**OBJECTIVE:** Show each line of the data below that has the string "this" in it.

╭─ EXTRACTED DATA

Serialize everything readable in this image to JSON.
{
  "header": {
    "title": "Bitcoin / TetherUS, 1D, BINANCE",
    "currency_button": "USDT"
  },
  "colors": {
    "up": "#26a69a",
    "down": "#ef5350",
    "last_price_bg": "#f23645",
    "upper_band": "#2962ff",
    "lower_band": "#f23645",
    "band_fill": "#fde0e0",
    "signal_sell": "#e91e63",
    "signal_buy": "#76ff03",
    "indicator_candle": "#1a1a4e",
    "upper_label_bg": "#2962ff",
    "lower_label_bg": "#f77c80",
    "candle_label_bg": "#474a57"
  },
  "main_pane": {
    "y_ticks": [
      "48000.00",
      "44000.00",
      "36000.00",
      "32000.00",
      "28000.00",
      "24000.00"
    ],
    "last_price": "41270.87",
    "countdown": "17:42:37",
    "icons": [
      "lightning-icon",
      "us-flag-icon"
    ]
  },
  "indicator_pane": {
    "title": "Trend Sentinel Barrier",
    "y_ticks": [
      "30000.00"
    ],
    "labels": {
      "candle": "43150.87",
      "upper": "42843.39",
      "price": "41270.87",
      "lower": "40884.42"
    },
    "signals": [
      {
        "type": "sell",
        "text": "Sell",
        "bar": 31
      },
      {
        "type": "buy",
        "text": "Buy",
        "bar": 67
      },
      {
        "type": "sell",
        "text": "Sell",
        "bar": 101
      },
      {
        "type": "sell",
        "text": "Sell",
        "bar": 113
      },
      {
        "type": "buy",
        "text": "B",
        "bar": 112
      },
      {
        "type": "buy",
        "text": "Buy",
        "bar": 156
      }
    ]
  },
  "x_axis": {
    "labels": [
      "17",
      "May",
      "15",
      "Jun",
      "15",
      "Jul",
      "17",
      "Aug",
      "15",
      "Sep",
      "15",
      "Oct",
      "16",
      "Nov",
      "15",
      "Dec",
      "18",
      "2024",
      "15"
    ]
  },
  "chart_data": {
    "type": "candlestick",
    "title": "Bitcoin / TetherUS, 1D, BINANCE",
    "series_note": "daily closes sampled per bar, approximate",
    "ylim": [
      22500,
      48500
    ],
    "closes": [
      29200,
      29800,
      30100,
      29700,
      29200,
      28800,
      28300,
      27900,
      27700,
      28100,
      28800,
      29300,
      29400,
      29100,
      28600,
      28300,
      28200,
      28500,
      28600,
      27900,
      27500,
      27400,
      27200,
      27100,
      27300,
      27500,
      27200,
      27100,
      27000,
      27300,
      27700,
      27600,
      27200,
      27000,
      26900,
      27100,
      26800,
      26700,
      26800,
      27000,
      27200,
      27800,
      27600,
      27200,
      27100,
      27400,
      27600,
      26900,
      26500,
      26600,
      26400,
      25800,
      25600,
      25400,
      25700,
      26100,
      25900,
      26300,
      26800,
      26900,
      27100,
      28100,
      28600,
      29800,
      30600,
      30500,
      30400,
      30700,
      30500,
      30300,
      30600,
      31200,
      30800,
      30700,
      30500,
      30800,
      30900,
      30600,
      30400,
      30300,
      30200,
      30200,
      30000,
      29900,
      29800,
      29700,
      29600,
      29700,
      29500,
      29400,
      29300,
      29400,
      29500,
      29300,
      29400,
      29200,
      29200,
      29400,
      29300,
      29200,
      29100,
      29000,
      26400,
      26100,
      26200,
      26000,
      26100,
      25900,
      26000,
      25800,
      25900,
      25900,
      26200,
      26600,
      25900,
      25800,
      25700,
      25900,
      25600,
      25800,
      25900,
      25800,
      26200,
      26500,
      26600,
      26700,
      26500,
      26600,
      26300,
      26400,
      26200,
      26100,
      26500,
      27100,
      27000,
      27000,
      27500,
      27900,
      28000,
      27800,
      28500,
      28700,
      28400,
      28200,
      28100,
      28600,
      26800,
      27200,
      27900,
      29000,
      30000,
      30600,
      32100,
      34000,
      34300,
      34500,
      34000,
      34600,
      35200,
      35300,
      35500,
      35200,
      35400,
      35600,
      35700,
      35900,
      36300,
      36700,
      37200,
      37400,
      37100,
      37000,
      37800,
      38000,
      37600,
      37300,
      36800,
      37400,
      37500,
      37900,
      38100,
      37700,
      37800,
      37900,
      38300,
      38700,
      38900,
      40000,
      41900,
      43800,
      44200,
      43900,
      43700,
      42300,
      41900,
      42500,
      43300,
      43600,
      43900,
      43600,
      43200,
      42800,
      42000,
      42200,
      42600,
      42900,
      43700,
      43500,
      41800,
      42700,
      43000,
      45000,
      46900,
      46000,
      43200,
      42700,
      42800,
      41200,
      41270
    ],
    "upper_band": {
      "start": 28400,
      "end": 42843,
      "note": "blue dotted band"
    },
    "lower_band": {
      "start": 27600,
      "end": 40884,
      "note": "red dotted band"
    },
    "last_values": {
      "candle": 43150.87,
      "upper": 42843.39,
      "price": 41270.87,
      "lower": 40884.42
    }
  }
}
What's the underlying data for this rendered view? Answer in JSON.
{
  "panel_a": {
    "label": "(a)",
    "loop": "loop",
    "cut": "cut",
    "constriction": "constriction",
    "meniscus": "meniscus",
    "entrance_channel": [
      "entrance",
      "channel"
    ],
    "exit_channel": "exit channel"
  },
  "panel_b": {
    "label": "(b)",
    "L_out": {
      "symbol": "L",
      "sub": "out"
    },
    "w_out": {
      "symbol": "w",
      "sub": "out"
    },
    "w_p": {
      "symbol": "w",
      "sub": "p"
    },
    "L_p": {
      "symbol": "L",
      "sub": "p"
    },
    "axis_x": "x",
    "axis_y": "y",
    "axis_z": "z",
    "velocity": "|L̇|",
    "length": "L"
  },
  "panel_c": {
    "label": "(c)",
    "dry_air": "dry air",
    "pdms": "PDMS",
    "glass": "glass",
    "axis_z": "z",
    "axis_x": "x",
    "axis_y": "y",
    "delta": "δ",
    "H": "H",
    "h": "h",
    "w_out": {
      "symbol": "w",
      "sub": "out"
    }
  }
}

╰─

**WORKED SOLUTION:**
Serialize everything readable in this image to JSON.
What's the underlying data for this rendered view? Answer in JSON.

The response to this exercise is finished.